### MATERIALS PROVIDED
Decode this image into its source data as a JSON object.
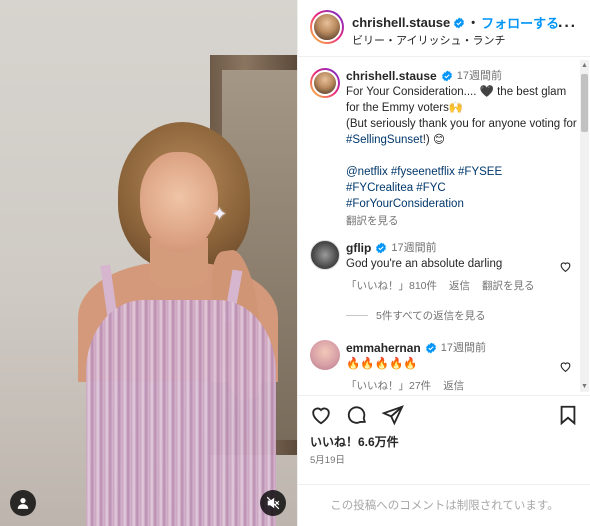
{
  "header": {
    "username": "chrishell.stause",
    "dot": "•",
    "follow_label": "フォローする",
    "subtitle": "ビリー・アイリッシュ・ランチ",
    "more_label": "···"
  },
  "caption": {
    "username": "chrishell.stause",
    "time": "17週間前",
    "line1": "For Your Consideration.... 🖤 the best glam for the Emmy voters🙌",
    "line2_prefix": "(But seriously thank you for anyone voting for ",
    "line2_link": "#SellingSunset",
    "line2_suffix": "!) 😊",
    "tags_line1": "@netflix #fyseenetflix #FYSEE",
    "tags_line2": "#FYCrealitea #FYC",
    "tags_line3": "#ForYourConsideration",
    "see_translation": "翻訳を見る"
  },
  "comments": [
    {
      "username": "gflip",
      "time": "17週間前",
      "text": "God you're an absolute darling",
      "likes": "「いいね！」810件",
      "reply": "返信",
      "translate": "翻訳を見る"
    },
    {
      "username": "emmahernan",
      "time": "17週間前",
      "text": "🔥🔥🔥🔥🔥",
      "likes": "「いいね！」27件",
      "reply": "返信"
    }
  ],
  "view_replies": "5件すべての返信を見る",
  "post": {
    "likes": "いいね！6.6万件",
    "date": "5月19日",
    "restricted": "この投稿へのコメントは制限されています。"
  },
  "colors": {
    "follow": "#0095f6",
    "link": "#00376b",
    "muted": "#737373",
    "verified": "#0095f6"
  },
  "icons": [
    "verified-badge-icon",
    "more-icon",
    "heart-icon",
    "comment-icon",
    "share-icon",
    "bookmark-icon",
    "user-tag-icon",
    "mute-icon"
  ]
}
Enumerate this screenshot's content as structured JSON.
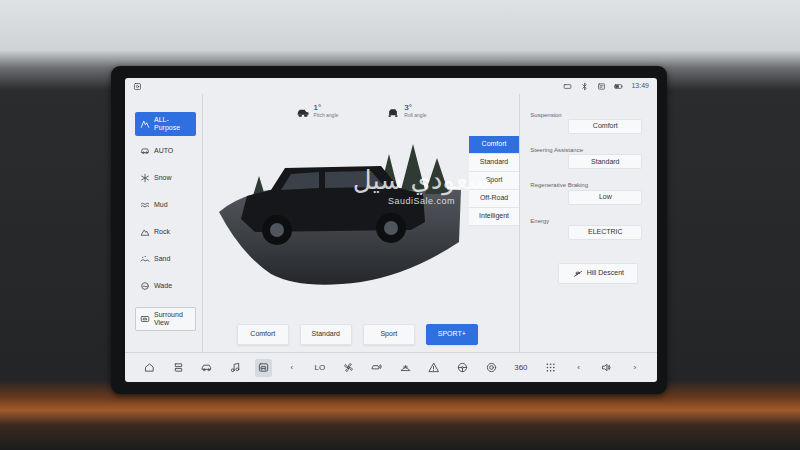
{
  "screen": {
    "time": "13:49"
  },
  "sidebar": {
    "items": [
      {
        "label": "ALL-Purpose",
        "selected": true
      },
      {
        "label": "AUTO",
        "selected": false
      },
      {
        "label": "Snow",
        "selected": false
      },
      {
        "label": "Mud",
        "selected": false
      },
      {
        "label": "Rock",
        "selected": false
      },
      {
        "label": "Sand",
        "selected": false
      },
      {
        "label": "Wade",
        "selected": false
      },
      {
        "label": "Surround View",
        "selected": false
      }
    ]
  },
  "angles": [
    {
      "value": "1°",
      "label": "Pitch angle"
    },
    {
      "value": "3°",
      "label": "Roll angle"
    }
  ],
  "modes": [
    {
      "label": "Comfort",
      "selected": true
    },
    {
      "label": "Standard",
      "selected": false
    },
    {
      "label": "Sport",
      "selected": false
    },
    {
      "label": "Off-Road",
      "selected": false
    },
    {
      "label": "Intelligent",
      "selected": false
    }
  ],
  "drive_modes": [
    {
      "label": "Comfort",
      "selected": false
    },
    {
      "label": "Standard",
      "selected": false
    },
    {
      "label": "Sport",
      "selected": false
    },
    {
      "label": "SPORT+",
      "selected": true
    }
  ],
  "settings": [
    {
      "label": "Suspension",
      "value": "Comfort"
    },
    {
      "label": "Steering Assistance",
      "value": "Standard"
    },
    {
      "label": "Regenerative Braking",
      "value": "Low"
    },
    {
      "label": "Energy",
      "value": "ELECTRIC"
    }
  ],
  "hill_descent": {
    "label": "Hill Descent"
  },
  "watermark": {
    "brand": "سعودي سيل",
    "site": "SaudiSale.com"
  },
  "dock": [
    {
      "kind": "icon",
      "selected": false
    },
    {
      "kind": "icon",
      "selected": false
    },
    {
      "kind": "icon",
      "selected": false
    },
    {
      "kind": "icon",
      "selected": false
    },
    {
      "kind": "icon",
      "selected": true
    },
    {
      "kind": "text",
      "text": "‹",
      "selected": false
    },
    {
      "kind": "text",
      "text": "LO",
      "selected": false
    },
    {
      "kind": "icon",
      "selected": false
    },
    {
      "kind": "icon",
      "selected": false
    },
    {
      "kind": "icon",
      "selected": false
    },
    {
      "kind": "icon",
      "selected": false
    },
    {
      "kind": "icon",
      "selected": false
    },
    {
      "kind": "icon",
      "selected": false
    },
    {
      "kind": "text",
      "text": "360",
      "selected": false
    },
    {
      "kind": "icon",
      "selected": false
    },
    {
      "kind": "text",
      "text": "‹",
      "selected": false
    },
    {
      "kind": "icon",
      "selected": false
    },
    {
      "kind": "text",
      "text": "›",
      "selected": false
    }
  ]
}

### GIVEN EXERCISE
Of all the lines above, how many contain the word "time"? Give the number and nothing else.

### SOLVED EXERCISE
4